- Figure record extracts:
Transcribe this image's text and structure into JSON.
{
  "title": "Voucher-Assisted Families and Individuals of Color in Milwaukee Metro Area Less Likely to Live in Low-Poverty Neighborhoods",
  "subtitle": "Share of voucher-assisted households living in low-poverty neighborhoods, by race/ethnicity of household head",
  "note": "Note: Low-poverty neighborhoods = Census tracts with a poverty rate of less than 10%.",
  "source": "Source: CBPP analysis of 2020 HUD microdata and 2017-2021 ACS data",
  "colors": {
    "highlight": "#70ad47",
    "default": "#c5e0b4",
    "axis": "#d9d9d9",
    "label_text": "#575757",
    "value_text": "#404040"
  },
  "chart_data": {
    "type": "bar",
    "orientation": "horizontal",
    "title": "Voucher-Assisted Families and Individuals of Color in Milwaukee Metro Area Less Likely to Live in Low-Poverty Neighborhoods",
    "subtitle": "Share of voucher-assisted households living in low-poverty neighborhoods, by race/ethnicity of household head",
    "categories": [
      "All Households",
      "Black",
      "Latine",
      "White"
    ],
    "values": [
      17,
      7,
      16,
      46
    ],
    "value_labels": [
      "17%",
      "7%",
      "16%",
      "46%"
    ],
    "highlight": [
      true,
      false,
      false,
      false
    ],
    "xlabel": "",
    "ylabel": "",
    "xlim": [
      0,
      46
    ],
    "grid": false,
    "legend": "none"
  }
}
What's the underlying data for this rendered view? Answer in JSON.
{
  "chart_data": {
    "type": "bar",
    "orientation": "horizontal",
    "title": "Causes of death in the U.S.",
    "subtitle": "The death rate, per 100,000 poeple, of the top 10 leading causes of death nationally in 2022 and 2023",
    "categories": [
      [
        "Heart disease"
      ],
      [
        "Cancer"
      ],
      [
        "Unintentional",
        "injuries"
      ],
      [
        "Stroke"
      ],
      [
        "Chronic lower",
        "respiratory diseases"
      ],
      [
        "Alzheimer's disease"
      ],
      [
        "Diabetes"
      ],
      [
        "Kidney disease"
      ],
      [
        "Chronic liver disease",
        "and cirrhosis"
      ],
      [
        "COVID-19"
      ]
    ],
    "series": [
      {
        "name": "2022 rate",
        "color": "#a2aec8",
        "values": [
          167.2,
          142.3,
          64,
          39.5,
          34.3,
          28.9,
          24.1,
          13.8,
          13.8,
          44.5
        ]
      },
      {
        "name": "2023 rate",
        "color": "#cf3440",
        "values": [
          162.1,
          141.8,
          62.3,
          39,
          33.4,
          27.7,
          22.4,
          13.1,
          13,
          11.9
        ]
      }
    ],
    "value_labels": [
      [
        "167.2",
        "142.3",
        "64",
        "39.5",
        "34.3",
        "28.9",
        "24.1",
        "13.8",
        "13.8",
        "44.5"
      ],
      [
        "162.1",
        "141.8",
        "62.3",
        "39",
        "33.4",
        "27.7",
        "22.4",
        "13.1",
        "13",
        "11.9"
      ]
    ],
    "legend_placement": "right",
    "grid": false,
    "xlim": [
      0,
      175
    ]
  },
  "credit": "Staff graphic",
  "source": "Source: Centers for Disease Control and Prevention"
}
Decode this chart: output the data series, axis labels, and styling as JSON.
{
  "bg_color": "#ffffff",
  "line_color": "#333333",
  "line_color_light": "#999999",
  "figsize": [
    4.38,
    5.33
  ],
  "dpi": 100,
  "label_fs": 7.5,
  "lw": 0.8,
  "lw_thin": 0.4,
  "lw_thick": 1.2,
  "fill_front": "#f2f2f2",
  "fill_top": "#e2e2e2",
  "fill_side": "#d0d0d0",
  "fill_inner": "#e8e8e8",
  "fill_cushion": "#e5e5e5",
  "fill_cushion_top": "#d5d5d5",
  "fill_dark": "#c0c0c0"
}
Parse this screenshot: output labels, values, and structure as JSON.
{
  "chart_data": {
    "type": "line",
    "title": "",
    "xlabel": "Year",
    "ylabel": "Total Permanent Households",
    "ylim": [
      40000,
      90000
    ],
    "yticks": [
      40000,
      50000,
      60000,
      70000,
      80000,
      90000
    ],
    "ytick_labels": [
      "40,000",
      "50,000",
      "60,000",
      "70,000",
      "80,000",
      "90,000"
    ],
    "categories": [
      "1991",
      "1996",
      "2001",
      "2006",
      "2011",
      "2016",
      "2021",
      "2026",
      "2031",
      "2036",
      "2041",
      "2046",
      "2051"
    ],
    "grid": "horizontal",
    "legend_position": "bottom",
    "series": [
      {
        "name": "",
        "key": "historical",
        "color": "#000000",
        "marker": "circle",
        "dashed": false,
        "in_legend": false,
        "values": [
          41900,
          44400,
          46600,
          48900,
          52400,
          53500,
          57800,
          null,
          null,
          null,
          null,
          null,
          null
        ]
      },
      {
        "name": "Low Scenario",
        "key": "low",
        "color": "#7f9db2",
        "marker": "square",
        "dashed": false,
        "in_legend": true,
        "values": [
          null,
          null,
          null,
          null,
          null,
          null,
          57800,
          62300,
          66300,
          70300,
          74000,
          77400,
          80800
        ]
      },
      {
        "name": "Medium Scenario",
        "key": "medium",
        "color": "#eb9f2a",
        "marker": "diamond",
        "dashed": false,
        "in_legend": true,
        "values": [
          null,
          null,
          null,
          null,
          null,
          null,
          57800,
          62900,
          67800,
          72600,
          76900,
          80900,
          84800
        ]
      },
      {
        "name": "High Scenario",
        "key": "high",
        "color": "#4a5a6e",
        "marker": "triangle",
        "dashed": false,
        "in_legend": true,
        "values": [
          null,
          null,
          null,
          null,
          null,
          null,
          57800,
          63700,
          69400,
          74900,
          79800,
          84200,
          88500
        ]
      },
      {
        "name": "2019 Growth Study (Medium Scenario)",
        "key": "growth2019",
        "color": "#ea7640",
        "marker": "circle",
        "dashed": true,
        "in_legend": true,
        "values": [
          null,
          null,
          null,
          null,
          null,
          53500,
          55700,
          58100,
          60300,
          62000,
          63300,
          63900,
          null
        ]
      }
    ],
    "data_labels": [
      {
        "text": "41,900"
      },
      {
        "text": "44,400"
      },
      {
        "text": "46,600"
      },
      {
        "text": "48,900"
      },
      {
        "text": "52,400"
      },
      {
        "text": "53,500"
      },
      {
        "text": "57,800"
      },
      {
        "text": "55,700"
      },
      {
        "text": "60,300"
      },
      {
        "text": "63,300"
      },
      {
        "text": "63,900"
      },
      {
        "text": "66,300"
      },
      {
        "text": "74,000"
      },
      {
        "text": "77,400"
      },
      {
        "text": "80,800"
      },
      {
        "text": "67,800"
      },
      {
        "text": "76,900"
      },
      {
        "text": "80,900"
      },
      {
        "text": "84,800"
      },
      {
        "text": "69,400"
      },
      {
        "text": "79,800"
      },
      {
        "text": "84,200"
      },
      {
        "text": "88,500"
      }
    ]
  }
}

- What to work on: Reproduce the data shown above exactly.

- Task output:
Transcribe this image's text and structure into JSON.
{
  "title": "Voucher-Assisted Families and Individuals of Color in Milwaukee Metro Area Less Likely to Live in Low-Poverty Neighborhoods",
  "subtitle": "Share of voucher-assisted households living in low-poverty neighborhoods, by race/ethnicity of household head",
  "note": "Note: Low-poverty neighborhoods = Census tracts with a poverty rate of less than 10%.",
  "source": "Source: CBPP analysis of 2020 HUD microdata and 2017-2021 ACS data",
  "colors": {
    "highlight": "#70ad47",
    "default": "#c5e0b4",
    "axis": "#d9d9d9",
    "label_text": "#575757",
    "value_text": "#404040"
  },
  "chart_data": {
    "type": "bar",
    "orientation": "horizontal",
    "title": "Voucher-Assisted Families and Individuals of Color in Milwaukee Metro Area Less Likely to Live in Low-Poverty Neighborhoods",
    "subtitle": "Share of voucher-assisted households living in low-poverty neighborhoods, by race/ethnicity of household head",
    "categories": [
      "All Households",
      "Black",
      "Latine",
      "White"
    ],
    "values": [
      17,
      7,
      16,
      46
    ],
    "value_labels": [
      "17%",
      "7%",
      "16%",
      "46%"
    ],
    "highlight": [
      true,
      false,
      false,
      false
    ],
    "xlabel": "",
    "ylabel": "",
    "xlim": [
      0,
      46
    ],
    "grid": false,
    "legend": "none"
  }
}
What's the underlying data for this rendered view? Answer in JSON.
{
  "chart_data": {
    "type": "bar",
    "orientation": "horizontal",
    "title": "Causes of death in the U.S.",
    "subtitle": "The death rate, per 100,000 poeple, of the top 10 leading causes of death nationally in 2022 and 2023",
    "categories": [
      [
        "Heart disease"
      ],
      [
        "Cancer"
      ],
      [
        "Unintentional",
        "injuries"
      ],
      [
        "Stroke"
      ],
      [
        "Chronic lower",
        "respiratory diseases"
      ],
      [
        "Alzheimer's disease"
      ],
      [
        "Diabetes"
      ],
      [
        "Kidney disease"
      ],
      [
        "Chronic liver disease",
        "and cirrhosis"
      ],
      [
        "COVID-19"
      ]
    ],
    "series": [
      {
        "name": "2022 rate",
        "color": "#a2aec8",
        "values": [
          167.2,
          142.3,
          64,
          39.5,
          34.3,
          28.9,
          24.1,
          13.8,
          13.8,
          44.5
        ]
      },
      {
        "name": "2023 rate",
        "color": "#cf3440",
        "values": [
          162.1,
          141.8,
          62.3,
          39,
          33.4,
          27.7,
          22.4,
          13.1,
          13,
          11.9
        ]
      }
    ],
    "value_labels": [
      [
        "167.2",
        "142.3",
        "64",
        "39.5",
        "34.3",
        "28.9",
        "24.1",
        "13.8",
        "13.8",
        "44.5"
      ],
      [
        "162.1",
        "141.8",
        "62.3",
        "39",
        "33.4",
        "27.7",
        "22.4",
        "13.1",
        "13",
        "11.9"
      ]
    ],
    "legend_placement": "right",
    "grid": false,
    "xlim": [
      0,
      175
    ]
  },
  "credit": "Staff graphic",
  "source": "Source: Centers for Disease Control and Prevention"
}
Decode this chart: output the data series, axis labels, and styling as JSON.
{
  "bg_color": "#ffffff",
  "line_color": "#333333",
  "line_color_light": "#999999",
  "figsize": [
    4.38,
    5.33
  ],
  "dpi": 100,
  "label_fs": 7.5,
  "lw": 0.8,
  "lw_thin": 0.4,
  "lw_thick": 1.2,
  "fill_front": "#f2f2f2",
  "fill_top": "#e2e2e2",
  "fill_side": "#d0d0d0",
  "fill_inner": "#e8e8e8",
  "fill_cushion": "#e5e5e5",
  "fill_cushion_top": "#d5d5d5",
  "fill_dark": "#c0c0c0"
}
Parse this screenshot: output labels, values, and structure as JSON.
{
  "chart_data": {
    "type": "line",
    "title": "",
    "xlabel": "Year",
    "ylabel": "Total Permanent Households",
    "ylim": [
      40000,
      90000
    ],
    "yticks": [
      40000,
      50000,
      60000,
      70000,
      80000,
      90000
    ],
    "ytick_labels": [
      "40,000",
      "50,000",
      "60,000",
      "70,000",
      "80,000",
      "90,000"
    ],
    "categories": [
      "1991",
      "1996",
      "2001",
      "2006",
      "2011",
      "2016",
      "2021",
      "2026",
      "2031",
      "2036",
      "2041",
      "2046",
      "2051"
    ],
    "grid": "horizontal",
    "legend_position": "bottom",
    "series": [
      {
        "name": "",
        "key": "historical",
        "color": "#000000",
        "marker": "circle",
        "dashed": false,
        "in_legend": false,
        "values": [
          41900,
          44400,
          46600,
          48900,
          52400,
          53500,
          57800,
          null,
          null,
          null,
          null,
          null,
          null
        ]
      },
      {
        "name": "Low Scenario",
        "key": "low",
        "color": "#7f9db2",
        "marker": "square",
        "dashed": false,
        "in_legend": true,
        "values": [
          null,
          null,
          null,
          null,
          null,
          null,
          57800,
          62300,
          66300,
          70300,
          74000,
          77400,
          80800
        ]
      },
      {
        "name": "Medium Scenario",
        "key": "medium",
        "color": "#eb9f2a",
        "marker": "diamond",
        "dashed": false,
        "in_legend": true,
        "values": [
          null,
          null,
          null,
          null,
          null,
          null,
          57800,
          62900,
          67800,
          72600,
          76900,
          80900,
          84800
        ]
      },
      {
        "name": "High Scenario",
        "key": "high",
        "color": "#4a5a6e",
        "marker": "triangle",
        "dashed": false,
        "in_legend": true,
        "values": [
          null,
          null,
          null,
          null,
          null,
          null,
          57800,
          63700,
          69400,
          74900,
          79800,
          84200,
          88500
        ]
      },
      {
        "name": "2019 Growth Study (Medium Scenario)",
        "key": "growth2019",
        "color": "#ea7640",
        "marker": "circle",
        "dashed": true,
        "in_legend": true,
        "values": [
          null,
          null,
          null,
          null,
          null,
          53500,
          55700,
          58100,
          60300,
          62000,
          63300,
          63900,
          null
        ]
      }
    ],
    "data_labels": [
      {
        "text": "41,900"
      },
      {
        "text": "44,400"
      },
      {
        "text": "46,600"
      },
      {
        "text": "48,900"
      },
      {
        "text": "52,400"
      },
      {
        "text": "53,500"
      },
      {
        "text": "57,800"
      },
      {
        "text": "55,700"
      },
      {
        "text": "60,300"
      },
      {
        "text": "63,300"
      },
      {
        "text": "63,900"
      },
      {
        "text": "66,300"
      },
      {
        "text": "74,000"
      },
      {
        "text": "77,400"
      },
      {
        "text": "80,800"
      },
      {
        "text": "67,800"
      },
      {
        "text": "76,900"
      },
      {
        "text": "80,900"
      },
      {
        "text": "84,800"
      },
      {
        "text": "69,400"
      },
      {
        "text": "79,800"
      },
      {
        "text": "84,200"
      },
      {
        "text": "88,500"
      }
    ]
  }
}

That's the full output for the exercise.